▶ Do this: The entire listing is to be repeated verbatim.

◆ ◆ ◆ ◆ ◆

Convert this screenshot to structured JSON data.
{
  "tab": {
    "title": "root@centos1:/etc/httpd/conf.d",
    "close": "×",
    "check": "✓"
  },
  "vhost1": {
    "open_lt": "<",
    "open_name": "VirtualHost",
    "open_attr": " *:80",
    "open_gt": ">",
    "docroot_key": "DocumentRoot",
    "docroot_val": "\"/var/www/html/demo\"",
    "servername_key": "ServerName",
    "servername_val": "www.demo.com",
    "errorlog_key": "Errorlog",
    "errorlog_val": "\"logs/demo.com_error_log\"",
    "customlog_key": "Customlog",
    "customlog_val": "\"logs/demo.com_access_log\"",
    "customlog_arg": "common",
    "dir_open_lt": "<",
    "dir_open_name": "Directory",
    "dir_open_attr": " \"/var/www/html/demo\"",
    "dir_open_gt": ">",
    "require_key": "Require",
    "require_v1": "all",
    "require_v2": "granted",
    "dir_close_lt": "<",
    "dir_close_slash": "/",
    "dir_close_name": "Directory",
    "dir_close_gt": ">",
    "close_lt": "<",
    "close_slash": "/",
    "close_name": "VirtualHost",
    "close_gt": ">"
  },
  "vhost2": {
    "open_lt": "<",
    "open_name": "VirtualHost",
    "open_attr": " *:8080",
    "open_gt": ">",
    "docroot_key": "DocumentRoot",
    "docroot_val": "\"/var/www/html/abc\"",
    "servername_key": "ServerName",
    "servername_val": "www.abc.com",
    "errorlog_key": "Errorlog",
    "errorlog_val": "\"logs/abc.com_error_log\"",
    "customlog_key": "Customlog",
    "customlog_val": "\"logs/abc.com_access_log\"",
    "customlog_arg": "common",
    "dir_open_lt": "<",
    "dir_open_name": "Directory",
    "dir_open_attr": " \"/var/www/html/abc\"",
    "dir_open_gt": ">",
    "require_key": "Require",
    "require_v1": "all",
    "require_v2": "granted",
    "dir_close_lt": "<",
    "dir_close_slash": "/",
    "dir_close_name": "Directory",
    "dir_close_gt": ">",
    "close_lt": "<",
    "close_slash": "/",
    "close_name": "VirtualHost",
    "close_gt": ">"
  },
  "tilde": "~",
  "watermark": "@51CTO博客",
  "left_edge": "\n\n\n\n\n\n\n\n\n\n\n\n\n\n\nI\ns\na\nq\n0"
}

◆ ◆ ◆ ◆ ◆

▶ Worked answer:
Convert this screenshot to structured JSON data.
{
  "tab": {
    "title": "root@centos1:/etc/httpd/conf.d",
    "close": "×",
    "check": "✓"
  },
  "vhost1": {
    "open_lt": "<",
    "open_name": "VirtualHost",
    "open_attr": " *:80",
    "open_gt": ">",
    "docroot_key": "DocumentRoot",
    "docroot_val": "\"/var/www/html/demo\"",
    "servername_key": "ServerName",
    "servername_val": "www.demo.com",
    "errorlog_key": "Errorlog",
    "errorlog_val": "\"logs/demo.com_error_log\"",
    "customlog_key": "Customlog",
    "customlog_val": "\"logs/demo.com_access_log\"",
    "customlog_arg": "common",
    "dir_open_lt": "<",
    "dir_open_name": "Directory",
    "dir_open_attr": " \"/var/www/html/demo\"",
    "dir_open_gt": ">",
    "require_key": "Require",
    "require_v1": "all",
    "require_v2": "granted",
    "dir_close_lt": "<",
    "dir_close_slash": "/",
    "dir_close_name": "Directory",
    "dir_close_gt": ">",
    "close_lt": "<",
    "close_slash": "/",
    "close_name": "VirtualHost",
    "close_gt": ">"
  },
  "vhost2": {
    "open_lt": "<",
    "open_name": "VirtualHost",
    "open_attr": " *:8080",
    "open_gt": ">",
    "docroot_key": "DocumentRoot",
    "docroot_val": "\"/var/www/html/abc\"",
    "servername_key": "ServerName",
    "servername_val": "www.abc.com",
    "errorlog_key": "Errorlog",
    "errorlog_val": "\"logs/abc.com_error_log\"",
    "customlog_key": "Customlog",
    "customlog_val": "\"logs/abc.com_access_log\"",
    "customlog_arg": "common",
    "dir_open_lt": "<",
    "dir_open_name": "Directory",
    "dir_open_attr": " \"/var/www/html/abc\"",
    "dir_open_gt": ">",
    "require_key": "Require",
    "require_v1": "all",
    "require_v2": "granted",
    "dir_close_lt": "<",
    "dir_close_slash": "/",
    "dir_close_name": "Directory",
    "dir_close_gt": ">",
    "close_lt": "<",
    "close_slash": "/",
    "close_name": "VirtualHost",
    "close_gt": ">"
  },
  "tilde": "~",
  "watermark": "@51CTO博客",
  "left_edge": "\n\n\n\n\n\n\n\n\n\n\n\n\n\n\nI\ns\na\nq\n0"
}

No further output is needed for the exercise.